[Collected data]

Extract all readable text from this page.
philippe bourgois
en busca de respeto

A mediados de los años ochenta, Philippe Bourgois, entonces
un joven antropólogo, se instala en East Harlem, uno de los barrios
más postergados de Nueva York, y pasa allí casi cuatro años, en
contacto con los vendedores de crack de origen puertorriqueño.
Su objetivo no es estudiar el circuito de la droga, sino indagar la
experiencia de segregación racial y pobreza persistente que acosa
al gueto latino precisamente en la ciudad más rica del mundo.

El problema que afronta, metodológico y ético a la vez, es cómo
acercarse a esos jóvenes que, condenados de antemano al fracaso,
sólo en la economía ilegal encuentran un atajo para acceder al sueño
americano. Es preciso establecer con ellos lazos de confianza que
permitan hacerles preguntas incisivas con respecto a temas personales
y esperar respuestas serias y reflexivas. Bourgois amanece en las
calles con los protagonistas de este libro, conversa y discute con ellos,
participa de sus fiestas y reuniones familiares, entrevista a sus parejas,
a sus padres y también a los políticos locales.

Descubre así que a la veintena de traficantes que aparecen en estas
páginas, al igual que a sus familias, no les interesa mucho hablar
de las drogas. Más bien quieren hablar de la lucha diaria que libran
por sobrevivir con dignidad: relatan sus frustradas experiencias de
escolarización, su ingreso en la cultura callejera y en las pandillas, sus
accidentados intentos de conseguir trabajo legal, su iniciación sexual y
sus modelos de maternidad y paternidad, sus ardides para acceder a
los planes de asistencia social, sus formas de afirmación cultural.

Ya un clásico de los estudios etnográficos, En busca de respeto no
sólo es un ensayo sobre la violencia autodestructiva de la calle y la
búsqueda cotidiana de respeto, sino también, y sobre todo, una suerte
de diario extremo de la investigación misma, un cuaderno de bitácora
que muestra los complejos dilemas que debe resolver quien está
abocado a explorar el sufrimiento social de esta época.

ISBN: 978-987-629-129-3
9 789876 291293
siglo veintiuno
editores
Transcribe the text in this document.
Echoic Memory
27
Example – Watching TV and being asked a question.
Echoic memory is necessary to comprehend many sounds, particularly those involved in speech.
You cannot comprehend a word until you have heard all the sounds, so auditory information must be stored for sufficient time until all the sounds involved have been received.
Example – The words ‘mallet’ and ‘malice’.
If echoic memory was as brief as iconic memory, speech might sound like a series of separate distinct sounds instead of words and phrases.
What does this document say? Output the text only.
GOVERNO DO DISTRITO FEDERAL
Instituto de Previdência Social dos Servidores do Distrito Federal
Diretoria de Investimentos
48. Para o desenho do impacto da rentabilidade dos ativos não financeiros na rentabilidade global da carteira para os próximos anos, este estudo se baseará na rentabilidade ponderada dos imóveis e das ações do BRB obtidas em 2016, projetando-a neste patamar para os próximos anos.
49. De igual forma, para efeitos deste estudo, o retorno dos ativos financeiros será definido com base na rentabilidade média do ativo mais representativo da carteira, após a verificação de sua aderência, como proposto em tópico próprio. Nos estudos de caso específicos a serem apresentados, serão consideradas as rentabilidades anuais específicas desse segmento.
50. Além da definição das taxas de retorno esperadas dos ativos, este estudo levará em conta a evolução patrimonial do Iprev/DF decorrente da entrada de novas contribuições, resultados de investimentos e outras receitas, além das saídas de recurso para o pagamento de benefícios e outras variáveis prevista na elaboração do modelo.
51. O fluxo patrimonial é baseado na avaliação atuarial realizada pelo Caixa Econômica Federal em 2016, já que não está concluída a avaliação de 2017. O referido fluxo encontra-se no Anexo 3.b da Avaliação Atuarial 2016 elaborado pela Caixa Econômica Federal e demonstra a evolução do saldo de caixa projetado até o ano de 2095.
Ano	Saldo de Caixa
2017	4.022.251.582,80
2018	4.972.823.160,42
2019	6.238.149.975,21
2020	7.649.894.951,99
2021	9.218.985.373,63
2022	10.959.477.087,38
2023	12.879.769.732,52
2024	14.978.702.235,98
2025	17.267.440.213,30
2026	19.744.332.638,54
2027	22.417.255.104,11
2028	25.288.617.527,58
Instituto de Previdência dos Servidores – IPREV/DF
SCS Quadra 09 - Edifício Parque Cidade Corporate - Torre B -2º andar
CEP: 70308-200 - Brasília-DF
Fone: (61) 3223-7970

• Instruction: Go through the material above and copy each line that has the word "Servidores".

• Answer to this exercise:
Instituto de Previdência Social dos Servidores do Distrito Federal
Instituto de Previdência dos Servidores – IPREV/DF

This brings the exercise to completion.